- TASK INSTRUCTIONS
In the following material, identify every line holding the string "respect" and return it.

[Data records]
--- --- ---

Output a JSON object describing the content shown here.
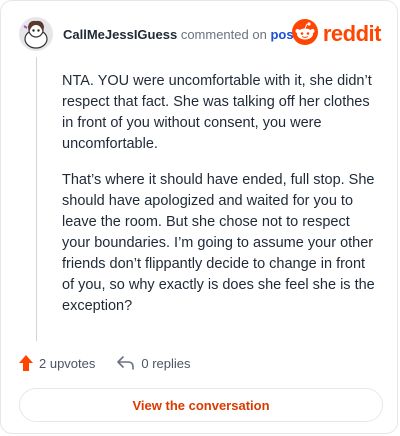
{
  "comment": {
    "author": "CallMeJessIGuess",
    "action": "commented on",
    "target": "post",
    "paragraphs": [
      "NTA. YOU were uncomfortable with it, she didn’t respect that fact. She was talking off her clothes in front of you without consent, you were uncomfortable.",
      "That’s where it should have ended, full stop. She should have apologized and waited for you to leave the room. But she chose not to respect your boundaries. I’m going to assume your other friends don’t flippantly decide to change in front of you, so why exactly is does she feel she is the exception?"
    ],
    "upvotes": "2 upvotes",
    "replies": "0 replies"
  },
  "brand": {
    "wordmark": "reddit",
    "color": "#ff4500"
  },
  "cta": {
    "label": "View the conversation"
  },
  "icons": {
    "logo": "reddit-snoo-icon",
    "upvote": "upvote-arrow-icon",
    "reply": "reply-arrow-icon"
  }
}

--- --- ---

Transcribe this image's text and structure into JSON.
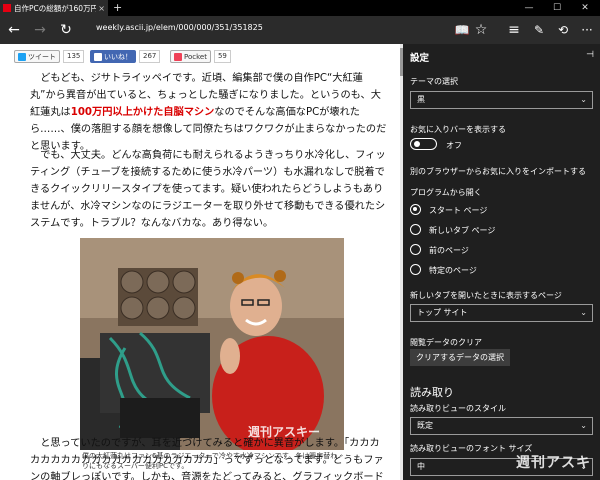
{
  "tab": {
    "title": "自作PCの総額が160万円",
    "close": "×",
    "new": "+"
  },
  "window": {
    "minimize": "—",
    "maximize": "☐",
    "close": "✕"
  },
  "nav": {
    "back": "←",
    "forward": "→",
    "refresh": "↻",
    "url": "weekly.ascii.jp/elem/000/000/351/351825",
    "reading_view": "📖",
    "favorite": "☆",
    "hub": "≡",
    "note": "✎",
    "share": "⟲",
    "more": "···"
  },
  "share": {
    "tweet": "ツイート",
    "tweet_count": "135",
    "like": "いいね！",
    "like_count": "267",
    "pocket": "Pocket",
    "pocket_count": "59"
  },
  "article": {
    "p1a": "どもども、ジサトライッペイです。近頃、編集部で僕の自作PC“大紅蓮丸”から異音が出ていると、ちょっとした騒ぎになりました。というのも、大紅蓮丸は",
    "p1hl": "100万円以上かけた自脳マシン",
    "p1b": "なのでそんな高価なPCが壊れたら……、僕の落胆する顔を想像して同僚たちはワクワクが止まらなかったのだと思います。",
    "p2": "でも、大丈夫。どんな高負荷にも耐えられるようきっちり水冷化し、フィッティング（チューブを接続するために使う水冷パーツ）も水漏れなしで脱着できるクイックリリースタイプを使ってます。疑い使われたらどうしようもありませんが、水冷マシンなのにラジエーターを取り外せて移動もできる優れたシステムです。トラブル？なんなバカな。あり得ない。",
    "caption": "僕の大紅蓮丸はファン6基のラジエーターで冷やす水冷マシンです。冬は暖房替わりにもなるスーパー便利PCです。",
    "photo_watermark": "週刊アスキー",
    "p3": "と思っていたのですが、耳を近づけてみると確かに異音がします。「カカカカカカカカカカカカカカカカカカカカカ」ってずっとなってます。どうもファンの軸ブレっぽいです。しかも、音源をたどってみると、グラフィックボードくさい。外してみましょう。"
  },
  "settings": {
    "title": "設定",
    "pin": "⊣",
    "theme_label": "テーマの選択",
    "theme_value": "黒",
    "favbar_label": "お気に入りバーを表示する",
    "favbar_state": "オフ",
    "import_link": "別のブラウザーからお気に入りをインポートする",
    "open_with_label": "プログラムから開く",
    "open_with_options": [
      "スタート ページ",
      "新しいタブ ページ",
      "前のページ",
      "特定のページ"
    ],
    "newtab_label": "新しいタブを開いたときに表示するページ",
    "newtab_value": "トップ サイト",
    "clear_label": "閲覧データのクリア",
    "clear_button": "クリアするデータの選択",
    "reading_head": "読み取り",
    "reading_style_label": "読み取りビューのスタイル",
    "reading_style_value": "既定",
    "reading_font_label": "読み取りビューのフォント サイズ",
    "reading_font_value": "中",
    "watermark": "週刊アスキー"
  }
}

--- --- ---

- FULL OUTPUT
      "NTA. YOU were uncomfortable with it, she didn’t respect that fact. She was talking off her clothes in front of you without consent, you were uncomfortable.",
      "That’s where it should have ended, full stop. She should have apologized and waited for you to leave the room. But she chose not to respect your boundaries. I’m going to assume your other friends don’t flippantly decide to change in front of you, so why exactly is does she feel she is the exception?"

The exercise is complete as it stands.